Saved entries
· · · ·

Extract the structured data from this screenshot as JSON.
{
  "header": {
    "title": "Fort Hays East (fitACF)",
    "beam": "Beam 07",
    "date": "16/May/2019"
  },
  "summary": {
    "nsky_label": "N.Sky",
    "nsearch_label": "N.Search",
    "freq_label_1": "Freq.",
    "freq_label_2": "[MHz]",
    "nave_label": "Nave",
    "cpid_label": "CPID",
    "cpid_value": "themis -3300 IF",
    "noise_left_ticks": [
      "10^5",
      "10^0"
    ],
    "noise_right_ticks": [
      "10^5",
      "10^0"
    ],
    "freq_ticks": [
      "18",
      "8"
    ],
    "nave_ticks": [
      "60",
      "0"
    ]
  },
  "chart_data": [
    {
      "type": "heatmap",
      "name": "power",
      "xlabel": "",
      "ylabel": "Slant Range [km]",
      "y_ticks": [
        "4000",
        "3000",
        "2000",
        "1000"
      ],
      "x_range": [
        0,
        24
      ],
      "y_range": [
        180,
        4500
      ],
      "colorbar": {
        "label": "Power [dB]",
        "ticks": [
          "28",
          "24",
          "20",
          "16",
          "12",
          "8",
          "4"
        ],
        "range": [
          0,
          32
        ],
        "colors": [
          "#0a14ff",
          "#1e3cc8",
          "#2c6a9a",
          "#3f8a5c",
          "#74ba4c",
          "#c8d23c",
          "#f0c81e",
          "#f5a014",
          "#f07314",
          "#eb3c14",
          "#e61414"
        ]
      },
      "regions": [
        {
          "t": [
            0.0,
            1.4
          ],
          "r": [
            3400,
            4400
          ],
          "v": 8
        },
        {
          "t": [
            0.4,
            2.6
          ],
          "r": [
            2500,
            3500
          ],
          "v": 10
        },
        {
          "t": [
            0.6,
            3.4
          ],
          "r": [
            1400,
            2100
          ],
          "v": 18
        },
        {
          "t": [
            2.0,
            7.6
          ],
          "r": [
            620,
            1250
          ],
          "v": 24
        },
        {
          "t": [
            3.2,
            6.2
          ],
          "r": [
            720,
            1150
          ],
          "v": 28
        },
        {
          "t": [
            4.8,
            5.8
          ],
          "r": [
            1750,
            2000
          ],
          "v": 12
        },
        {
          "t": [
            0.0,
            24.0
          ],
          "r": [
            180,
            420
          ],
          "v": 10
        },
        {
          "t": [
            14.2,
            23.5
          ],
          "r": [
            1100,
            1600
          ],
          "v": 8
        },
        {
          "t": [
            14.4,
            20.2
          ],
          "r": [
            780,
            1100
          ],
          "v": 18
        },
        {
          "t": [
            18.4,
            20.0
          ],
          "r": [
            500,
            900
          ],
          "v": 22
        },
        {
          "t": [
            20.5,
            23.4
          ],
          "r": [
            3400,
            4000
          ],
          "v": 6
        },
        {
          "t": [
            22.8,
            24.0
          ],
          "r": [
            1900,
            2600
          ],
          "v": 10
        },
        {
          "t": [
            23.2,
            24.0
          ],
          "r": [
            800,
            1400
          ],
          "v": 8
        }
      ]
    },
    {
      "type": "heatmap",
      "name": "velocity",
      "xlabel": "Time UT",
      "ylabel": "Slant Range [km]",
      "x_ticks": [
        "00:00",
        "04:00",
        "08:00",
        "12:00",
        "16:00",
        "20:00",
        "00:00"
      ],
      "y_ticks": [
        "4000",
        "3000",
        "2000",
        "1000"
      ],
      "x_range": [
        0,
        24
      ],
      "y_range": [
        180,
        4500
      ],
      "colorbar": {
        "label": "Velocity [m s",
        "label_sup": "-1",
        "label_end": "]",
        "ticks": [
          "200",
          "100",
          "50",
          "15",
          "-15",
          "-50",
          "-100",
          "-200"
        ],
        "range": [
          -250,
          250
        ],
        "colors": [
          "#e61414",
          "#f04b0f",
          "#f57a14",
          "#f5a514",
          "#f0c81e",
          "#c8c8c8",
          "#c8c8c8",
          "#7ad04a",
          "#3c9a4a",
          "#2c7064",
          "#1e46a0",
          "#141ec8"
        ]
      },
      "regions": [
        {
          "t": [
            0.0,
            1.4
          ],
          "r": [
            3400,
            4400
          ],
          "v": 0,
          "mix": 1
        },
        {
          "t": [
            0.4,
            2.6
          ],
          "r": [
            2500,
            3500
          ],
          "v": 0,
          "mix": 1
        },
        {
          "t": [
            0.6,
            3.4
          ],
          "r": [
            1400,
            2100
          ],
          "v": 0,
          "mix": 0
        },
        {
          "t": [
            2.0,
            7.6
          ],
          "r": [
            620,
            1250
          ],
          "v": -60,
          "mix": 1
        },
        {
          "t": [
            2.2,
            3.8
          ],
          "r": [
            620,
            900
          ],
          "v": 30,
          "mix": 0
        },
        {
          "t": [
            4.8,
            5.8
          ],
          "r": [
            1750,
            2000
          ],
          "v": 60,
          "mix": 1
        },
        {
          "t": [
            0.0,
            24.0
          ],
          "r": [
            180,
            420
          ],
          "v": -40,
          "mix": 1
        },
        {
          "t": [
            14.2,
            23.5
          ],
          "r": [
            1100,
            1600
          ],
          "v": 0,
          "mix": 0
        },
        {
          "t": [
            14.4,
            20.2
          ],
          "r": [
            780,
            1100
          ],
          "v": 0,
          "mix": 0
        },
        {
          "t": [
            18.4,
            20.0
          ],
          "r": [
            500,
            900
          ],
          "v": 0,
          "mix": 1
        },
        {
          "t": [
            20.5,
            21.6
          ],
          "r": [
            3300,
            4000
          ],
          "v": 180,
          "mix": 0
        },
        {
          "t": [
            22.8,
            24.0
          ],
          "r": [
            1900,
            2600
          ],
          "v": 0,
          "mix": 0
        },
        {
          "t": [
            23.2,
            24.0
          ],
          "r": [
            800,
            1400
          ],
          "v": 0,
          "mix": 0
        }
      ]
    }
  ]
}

· · · ·

--- Exercise brief ---
Reproduce the data in its entirety, matching each character.

--- Solution for this task ---
Extract the structured data from this screenshot as JSON.
{
  "header": {
    "title": "Fort Hays East (fitACF)",
    "beam": "Beam 07",
    "date": "16/May/2019"
  },
  "summary": {
    "nsky_label": "N.Sky",
    "nsearch_label": "N.Search",
    "freq_label_1": "Freq.",
    "freq_label_2": "[MHz]",
    "nave_label": "Nave",
    "cpid_label": "CPID",
    "cpid_value": "themis -3300 IF",
    "noise_left_ticks": [
      "10^5",
      "10^0"
    ],
    "noise_right_ticks": [
      "10^5",
      "10^0"
    ],
    "freq_ticks": [
      "18",
      "8"
    ],
    "nave_ticks": [
      "60",
      "0"
    ]
  },
  "chart_data": [
    {
      "type": "heatmap",
      "name": "power",
      "xlabel": "",
      "ylabel": "Slant Range [km]",
      "y_ticks": [
        "4000",
        "3000",
        "2000",
        "1000"
      ],
      "x_range": [
        0,
        24
      ],
      "y_range": [
        180,
        4500
      ],
      "colorbar": {
        "label": "Power [dB]",
        "ticks": [
          "28",
          "24",
          "20",
          "16",
          "12",
          "8",
          "4"
        ],
        "range": [
          0,
          32
        ],
        "colors": [
          "#0a14ff",
          "#1e3cc8",
          "#2c6a9a",
          "#3f8a5c",
          "#74ba4c",
          "#c8d23c",
          "#f0c81e",
          "#f5a014",
          "#f07314",
          "#eb3c14",
          "#e61414"
        ]
      },
      "regions": [
        {
          "t": [
            0.0,
            1.4
          ],
          "r": [
            3400,
            4400
          ],
          "v": 8
        },
        {
          "t": [
            0.4,
            2.6
          ],
          "r": [
            2500,
            3500
          ],
          "v": 10
        },
        {
          "t": [
            0.6,
            3.4
          ],
          "r": [
            1400,
            2100
          ],
          "v": 18
        },
        {
          "t": [
            2.0,
            7.6
          ],
          "r": [
            620,
            1250
          ],
          "v": 24
        },
        {
          "t": [
            3.2,
            6.2
          ],
          "r": [
            720,
            1150
          ],
          "v": 28
        },
        {
          "t": [
            4.8,
            5.8
          ],
          "r": [
            1750,
            2000
          ],
          "v": 12
        },
        {
          "t": [
            0.0,
            24.0
          ],
          "r": [
            180,
            420
          ],
          "v": 10
        },
        {
          "t": [
            14.2,
            23.5
          ],
          "r": [
            1100,
            1600
          ],
          "v": 8
        },
        {
          "t": [
            14.4,
            20.2
          ],
          "r": [
            780,
            1100
          ],
          "v": 18
        },
        {
          "t": [
            18.4,
            20.0
          ],
          "r": [
            500,
            900
          ],
          "v": 22
        },
        {
          "t": [
            20.5,
            23.4
          ],
          "r": [
            3400,
            4000
          ],
          "v": 6
        },
        {
          "t": [
            22.8,
            24.0
          ],
          "r": [
            1900,
            2600
          ],
          "v": 10
        },
        {
          "t": [
            23.2,
            24.0
          ],
          "r": [
            800,
            1400
          ],
          "v": 8
        }
      ]
    },
    {
      "type": "heatmap",
      "name": "velocity",
      "xlabel": "Time UT",
      "ylabel": "Slant Range [km]",
      "x_ticks": [
        "00:00",
        "04:00",
        "08:00",
        "12:00",
        "16:00",
        "20:00",
        "00:00"
      ],
      "y_ticks": [
        "4000",
        "3000",
        "2000",
        "1000"
      ],
      "x_range": [
        0,
        24
      ],
      "y_range": [
        180,
        4500
      ],
      "colorbar": {
        "label": "Velocity [m s",
        "label_sup": "-1",
        "label_end": "]",
        "ticks": [
          "200",
          "100",
          "50",
          "15",
          "-15",
          "-50",
          "-100",
          "-200"
        ],
        "range": [
          -250,
          250
        ],
        "colors": [
          "#e61414",
          "#f04b0f",
          "#f57a14",
          "#f5a514",
          "#f0c81e",
          "#c8c8c8",
          "#c8c8c8",
          "#7ad04a",
          "#3c9a4a",
          "#2c7064",
          "#1e46a0",
          "#141ec8"
        ]
      },
      "regions": [
        {
          "t": [
            0.0,
            1.4
          ],
          "r": [
            3400,
            4400
          ],
          "v": 0,
          "mix": 1
        },
        {
          "t": [
            0.4,
            2.6
          ],
          "r": [
            2500,
            3500
          ],
          "v": 0,
          "mix": 1
        },
        {
          "t": [
            0.6,
            3.4
          ],
          "r": [
            1400,
            2100
          ],
          "v": 0,
          "mix": 0
        },
        {
          "t": [
            2.0,
            7.6
          ],
          "r": [
            620,
            1250
          ],
          "v": -60,
          "mix": 1
        },
        {
          "t": [
            2.2,
            3.8
          ],
          "r": [
            620,
            900
          ],
          "v": 30,
          "mix": 0
        },
        {
          "t": [
            4.8,
            5.8
          ],
          "r": [
            1750,
            2000
          ],
          "v": 60,
          "mix": 1
        },
        {
          "t": [
            0.0,
            24.0
          ],
          "r": [
            180,
            420
          ],
          "v": -40,
          "mix": 1
        },
        {
          "t": [
            14.2,
            23.5
          ],
          "r": [
            1100,
            1600
          ],
          "v": 0,
          "mix": 0
        },
        {
          "t": [
            14.4,
            20.2
          ],
          "r": [
            780,
            1100
          ],
          "v": 0,
          "mix": 0
        },
        {
          "t": [
            18.4,
            20.0
          ],
          "r": [
            500,
            900
          ],
          "v": 0,
          "mix": 1
        },
        {
          "t": [
            20.5,
            21.6
          ],
          "r": [
            3300,
            4000
          ],
          "v": 180,
          "mix": 0
        },
        {
          "t": [
            22.8,
            24.0
          ],
          "r": [
            1900,
            2600
          ],
          "v": 0,
          "mix": 0
        },
        {
          "t": [
            23.2,
            24.0
          ],
          "r": [
            800,
            1400
          ],
          "v": 0,
          "mix": 0
        }
      ]
    }
  ]
}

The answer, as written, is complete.